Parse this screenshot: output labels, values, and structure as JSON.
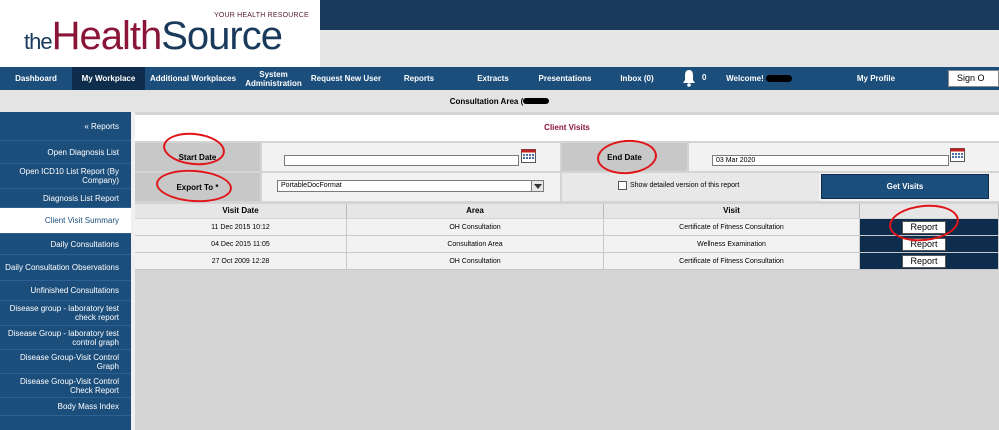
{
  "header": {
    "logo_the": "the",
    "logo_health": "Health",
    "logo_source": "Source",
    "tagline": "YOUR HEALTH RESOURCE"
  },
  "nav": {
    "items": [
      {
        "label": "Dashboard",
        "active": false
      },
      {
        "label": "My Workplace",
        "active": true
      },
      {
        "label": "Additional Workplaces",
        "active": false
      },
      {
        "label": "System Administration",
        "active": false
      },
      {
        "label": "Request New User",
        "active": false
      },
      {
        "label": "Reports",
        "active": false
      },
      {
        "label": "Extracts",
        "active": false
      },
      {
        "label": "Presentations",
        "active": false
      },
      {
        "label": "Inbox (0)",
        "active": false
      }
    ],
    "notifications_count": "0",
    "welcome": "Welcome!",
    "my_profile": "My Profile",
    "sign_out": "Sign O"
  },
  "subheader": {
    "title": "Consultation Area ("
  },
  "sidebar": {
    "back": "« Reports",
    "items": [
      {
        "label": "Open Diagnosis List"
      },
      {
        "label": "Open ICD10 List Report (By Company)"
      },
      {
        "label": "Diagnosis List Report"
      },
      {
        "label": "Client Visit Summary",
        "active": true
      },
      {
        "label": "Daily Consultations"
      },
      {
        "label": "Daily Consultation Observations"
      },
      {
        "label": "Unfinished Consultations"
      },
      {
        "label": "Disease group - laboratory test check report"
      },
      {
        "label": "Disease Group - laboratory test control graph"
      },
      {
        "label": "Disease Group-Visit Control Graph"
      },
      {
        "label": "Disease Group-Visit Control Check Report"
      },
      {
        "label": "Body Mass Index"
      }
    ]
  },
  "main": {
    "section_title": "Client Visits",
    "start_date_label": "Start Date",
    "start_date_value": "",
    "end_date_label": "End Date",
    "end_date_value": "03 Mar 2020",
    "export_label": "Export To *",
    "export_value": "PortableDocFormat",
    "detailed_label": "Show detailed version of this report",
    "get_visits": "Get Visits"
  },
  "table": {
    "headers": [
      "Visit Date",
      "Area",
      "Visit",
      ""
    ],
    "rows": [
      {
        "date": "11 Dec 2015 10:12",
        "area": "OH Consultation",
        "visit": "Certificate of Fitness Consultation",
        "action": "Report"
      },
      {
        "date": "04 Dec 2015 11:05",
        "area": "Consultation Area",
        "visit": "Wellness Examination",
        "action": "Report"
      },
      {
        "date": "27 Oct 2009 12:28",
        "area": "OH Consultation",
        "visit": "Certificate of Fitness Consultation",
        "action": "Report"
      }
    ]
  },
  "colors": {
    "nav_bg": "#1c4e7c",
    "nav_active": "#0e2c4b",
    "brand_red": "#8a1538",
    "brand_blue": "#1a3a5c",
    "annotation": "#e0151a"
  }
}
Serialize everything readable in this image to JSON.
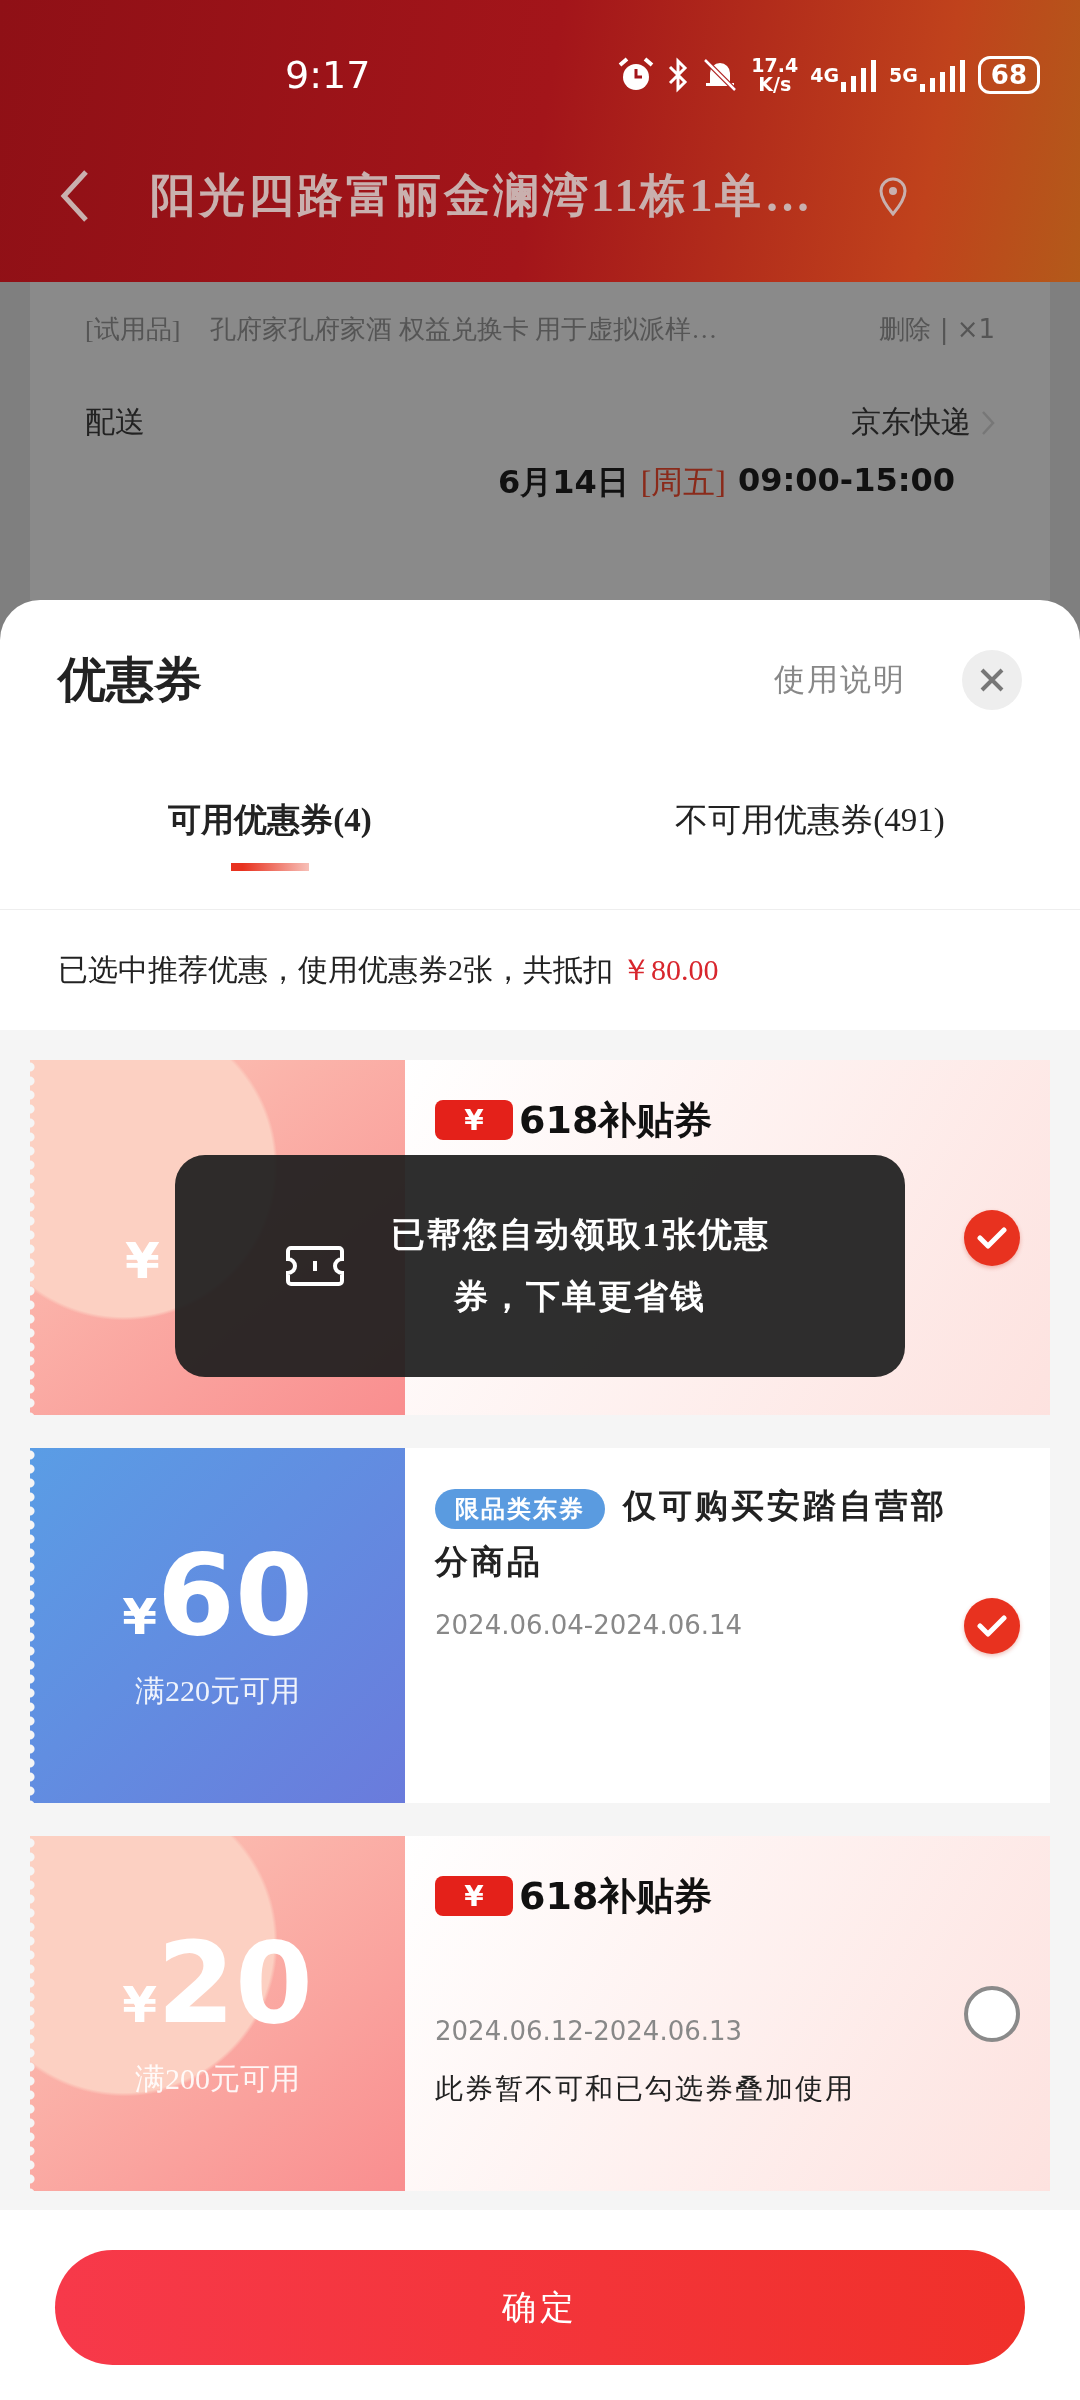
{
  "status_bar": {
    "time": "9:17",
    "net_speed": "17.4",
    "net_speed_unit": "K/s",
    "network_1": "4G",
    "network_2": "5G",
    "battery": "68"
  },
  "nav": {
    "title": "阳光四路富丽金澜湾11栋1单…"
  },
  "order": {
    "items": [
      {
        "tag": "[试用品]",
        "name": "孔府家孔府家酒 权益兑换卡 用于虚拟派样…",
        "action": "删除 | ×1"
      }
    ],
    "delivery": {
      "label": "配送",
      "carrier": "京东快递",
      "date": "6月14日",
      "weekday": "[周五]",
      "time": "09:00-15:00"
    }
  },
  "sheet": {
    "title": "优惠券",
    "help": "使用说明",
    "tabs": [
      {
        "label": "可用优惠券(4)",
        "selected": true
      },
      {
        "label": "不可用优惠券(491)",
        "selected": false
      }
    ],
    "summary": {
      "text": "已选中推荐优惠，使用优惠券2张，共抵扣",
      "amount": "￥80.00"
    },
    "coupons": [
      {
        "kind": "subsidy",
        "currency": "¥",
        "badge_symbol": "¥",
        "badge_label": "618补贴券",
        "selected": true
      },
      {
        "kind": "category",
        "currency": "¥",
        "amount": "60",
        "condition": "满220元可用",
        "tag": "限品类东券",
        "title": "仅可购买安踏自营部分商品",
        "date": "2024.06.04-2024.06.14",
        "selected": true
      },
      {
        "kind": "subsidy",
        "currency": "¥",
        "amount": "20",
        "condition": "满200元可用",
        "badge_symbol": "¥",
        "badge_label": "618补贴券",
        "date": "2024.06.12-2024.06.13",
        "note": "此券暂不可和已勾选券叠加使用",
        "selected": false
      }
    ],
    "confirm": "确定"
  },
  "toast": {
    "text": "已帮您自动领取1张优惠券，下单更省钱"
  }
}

Task brief :: Copy each line containing the word "Visits" from the data.

Solution to this problem ::
    "section_title": "Client Visits",
    "get_visits": "Get Visits"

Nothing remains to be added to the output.